■ **GIVEN EXERCISE**
Copy each line of the entries beneath that contains the word "Airbus".

Saved entries:
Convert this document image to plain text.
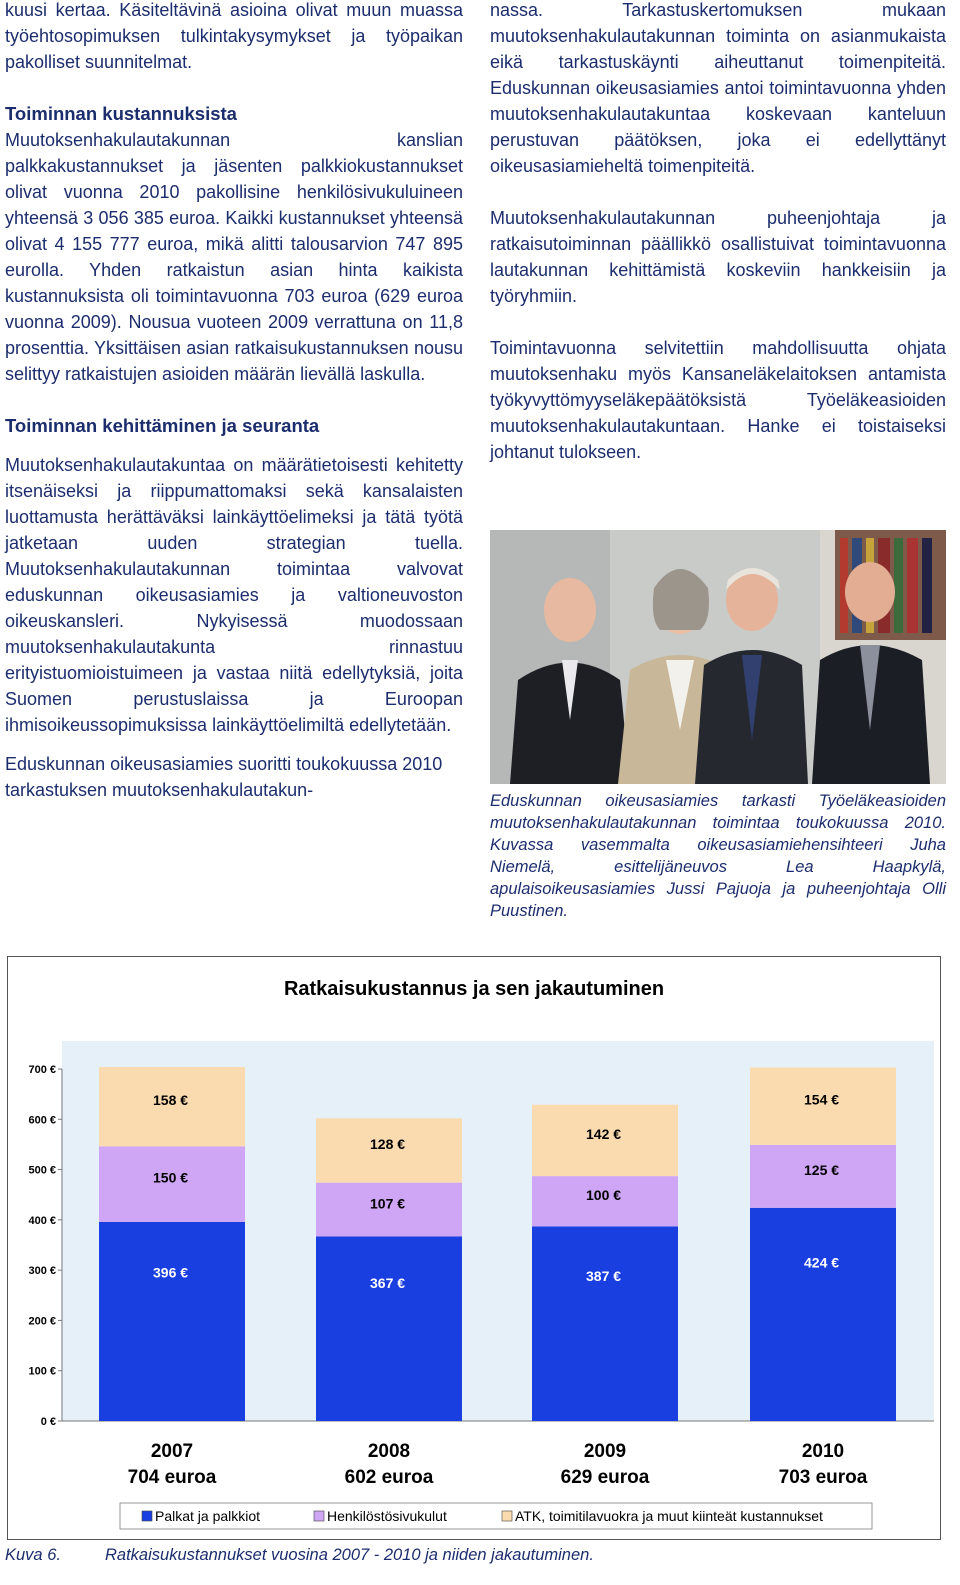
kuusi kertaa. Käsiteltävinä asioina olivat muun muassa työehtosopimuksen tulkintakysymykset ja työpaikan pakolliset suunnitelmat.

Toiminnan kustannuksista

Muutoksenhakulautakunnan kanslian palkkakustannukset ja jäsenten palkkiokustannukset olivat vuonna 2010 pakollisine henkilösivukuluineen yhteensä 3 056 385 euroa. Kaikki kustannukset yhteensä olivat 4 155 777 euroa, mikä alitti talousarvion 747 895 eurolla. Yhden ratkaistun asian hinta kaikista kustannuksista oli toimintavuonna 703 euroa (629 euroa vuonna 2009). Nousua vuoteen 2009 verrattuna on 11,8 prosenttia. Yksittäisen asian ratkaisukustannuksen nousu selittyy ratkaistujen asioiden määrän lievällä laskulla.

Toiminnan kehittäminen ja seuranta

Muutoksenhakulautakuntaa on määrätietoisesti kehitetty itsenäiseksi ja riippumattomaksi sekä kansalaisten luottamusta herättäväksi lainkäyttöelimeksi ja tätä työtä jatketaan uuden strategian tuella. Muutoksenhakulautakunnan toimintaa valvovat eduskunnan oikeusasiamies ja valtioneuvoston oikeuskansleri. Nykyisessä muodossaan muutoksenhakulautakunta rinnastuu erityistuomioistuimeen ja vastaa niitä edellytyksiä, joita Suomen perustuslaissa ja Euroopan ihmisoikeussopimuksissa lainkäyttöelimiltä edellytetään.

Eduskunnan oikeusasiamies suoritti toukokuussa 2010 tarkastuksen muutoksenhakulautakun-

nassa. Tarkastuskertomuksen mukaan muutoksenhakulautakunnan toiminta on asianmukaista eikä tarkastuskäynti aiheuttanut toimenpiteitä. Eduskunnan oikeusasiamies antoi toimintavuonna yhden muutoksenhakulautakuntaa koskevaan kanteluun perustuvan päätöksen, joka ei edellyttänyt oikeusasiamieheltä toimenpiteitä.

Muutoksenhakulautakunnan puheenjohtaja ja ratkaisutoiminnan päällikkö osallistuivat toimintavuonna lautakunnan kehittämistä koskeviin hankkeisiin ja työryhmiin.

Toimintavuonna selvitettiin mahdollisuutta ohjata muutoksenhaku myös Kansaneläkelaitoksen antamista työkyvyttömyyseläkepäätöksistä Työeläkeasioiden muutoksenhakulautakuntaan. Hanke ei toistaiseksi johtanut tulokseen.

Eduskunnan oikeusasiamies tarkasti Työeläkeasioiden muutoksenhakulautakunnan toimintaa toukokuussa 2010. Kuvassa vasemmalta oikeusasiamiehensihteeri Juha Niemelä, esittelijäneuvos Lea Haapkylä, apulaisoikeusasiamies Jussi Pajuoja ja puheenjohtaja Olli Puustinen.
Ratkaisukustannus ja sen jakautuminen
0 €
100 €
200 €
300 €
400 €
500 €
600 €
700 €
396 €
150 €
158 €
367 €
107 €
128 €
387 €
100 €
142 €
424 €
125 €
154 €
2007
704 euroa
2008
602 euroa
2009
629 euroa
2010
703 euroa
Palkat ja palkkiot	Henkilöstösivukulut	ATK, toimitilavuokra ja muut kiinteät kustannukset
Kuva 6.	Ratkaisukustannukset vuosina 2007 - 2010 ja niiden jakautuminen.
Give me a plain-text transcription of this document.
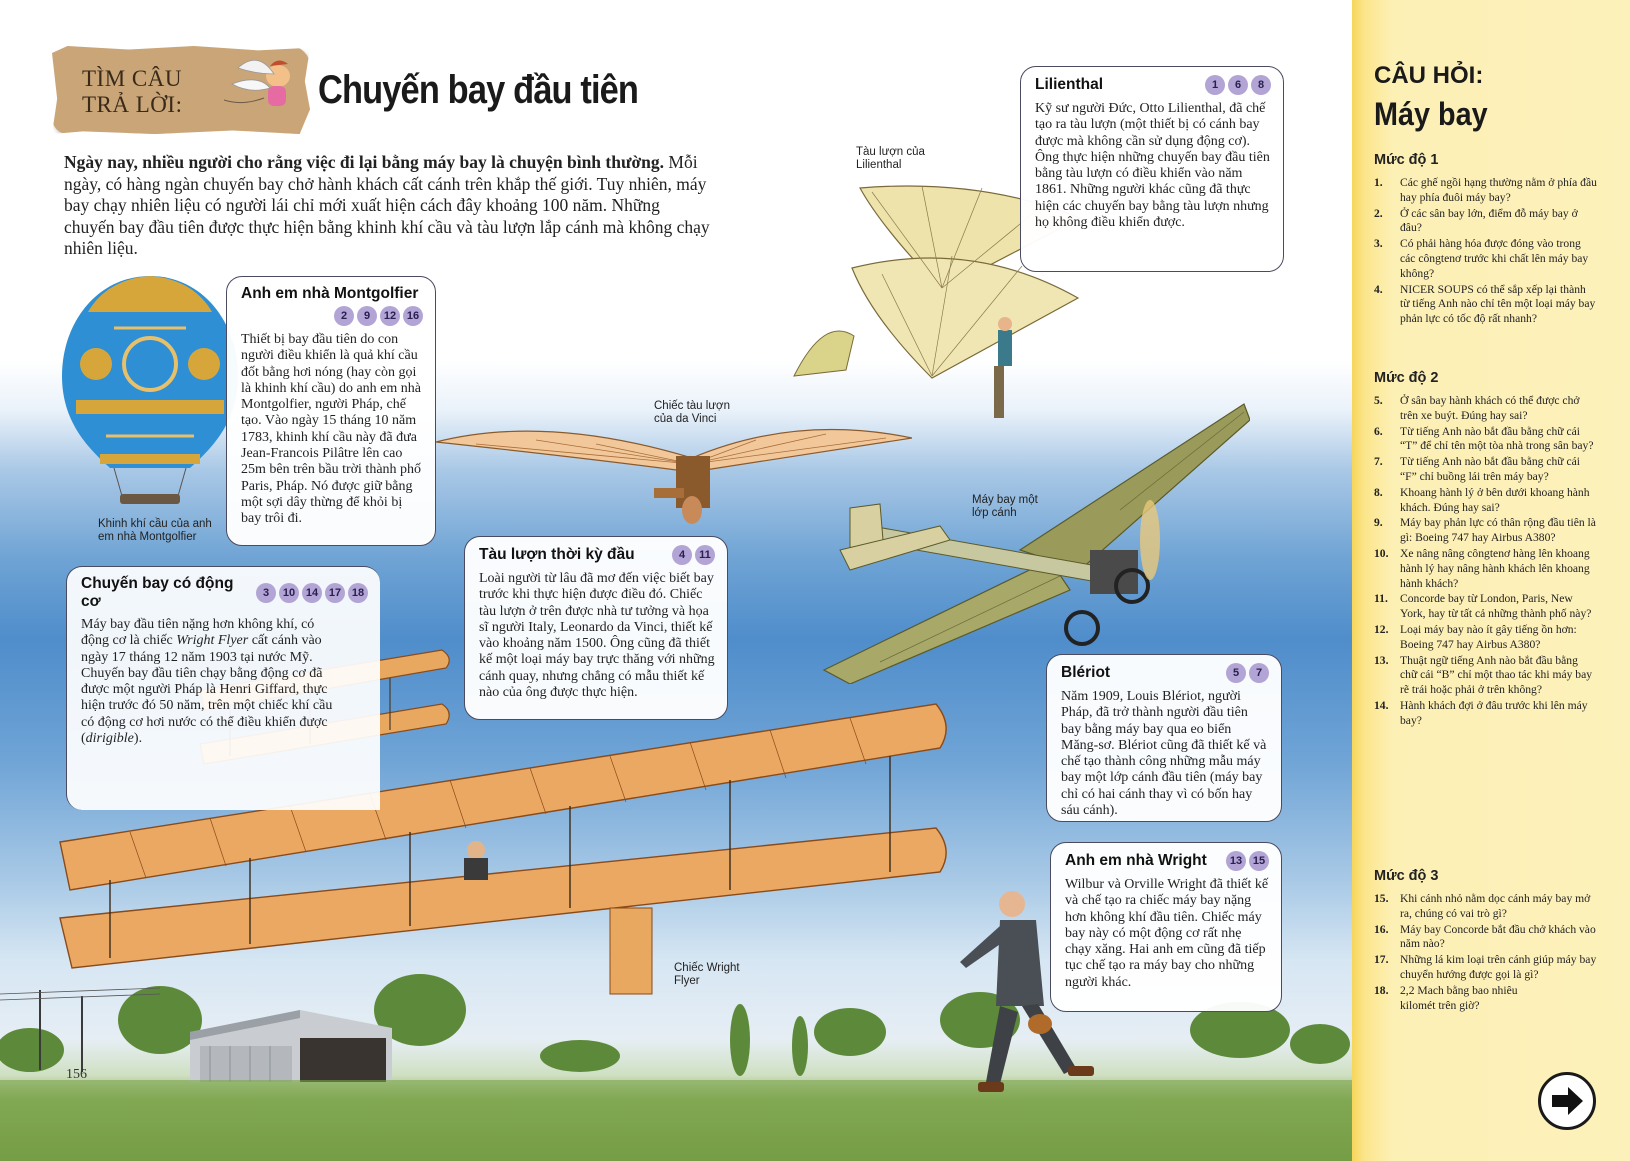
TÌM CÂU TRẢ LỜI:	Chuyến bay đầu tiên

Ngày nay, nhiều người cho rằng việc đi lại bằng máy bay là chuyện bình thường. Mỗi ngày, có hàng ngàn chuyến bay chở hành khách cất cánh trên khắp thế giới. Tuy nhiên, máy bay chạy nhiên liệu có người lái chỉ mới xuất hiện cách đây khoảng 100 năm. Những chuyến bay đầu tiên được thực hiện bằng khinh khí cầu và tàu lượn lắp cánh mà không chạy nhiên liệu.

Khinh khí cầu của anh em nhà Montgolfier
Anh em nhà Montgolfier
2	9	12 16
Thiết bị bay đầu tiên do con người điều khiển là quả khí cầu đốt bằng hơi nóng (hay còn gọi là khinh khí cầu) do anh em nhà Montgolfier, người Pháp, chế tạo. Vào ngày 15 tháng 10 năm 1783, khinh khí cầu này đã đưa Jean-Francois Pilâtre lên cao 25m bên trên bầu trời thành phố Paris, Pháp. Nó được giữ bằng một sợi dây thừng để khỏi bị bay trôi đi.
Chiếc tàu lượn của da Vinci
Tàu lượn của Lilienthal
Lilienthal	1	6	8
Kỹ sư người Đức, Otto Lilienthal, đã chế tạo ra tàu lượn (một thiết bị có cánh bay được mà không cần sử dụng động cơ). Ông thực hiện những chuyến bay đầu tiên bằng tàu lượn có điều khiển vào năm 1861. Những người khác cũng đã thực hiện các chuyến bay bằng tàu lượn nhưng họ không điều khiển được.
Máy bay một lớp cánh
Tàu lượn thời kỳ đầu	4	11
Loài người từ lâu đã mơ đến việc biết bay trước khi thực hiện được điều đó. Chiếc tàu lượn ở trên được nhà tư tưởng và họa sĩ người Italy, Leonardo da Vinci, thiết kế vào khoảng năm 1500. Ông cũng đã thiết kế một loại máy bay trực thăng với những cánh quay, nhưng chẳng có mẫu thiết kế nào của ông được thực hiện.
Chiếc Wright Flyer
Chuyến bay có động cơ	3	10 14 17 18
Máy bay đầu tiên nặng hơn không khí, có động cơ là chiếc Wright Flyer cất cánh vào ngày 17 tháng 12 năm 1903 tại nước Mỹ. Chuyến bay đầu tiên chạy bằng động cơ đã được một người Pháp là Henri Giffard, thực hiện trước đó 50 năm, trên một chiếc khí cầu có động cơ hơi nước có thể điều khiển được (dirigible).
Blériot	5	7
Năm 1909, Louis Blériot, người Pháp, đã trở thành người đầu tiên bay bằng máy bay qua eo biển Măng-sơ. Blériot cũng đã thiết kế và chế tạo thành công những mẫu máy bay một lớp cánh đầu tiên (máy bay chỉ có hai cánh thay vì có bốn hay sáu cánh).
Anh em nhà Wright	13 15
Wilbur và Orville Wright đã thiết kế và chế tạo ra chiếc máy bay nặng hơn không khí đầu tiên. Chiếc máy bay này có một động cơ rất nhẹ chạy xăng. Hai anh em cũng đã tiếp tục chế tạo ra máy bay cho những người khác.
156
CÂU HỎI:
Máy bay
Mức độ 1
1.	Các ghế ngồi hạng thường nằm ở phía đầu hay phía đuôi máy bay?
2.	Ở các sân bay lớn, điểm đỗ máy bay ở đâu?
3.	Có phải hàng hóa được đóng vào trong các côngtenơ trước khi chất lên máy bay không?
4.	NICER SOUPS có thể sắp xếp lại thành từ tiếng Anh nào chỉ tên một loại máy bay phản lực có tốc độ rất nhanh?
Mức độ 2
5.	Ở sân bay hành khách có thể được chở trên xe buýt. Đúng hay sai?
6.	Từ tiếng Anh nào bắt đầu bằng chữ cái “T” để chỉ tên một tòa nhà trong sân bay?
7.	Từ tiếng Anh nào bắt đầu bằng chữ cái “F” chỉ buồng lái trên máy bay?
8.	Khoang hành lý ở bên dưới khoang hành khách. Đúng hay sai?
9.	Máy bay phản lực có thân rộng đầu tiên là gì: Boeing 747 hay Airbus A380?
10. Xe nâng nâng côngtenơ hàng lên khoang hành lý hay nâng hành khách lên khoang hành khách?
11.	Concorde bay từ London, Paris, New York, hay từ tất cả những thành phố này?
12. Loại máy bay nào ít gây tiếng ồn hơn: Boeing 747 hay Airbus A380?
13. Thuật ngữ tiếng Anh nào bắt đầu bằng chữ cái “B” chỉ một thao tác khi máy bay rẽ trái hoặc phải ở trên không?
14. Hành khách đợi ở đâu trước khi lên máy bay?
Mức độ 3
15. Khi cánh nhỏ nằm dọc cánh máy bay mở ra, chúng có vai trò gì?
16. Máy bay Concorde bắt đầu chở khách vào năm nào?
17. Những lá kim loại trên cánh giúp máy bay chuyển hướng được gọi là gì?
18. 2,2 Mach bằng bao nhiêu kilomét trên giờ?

■ **THE OUTPUT**
9.	Máy bay phản lực có thân rộng đầu tiên là gì: Boeing 747 hay Airbus A380?
12. Loại máy bay nào ít gây tiếng ồn hơn: Boeing 747 hay Airbus A380?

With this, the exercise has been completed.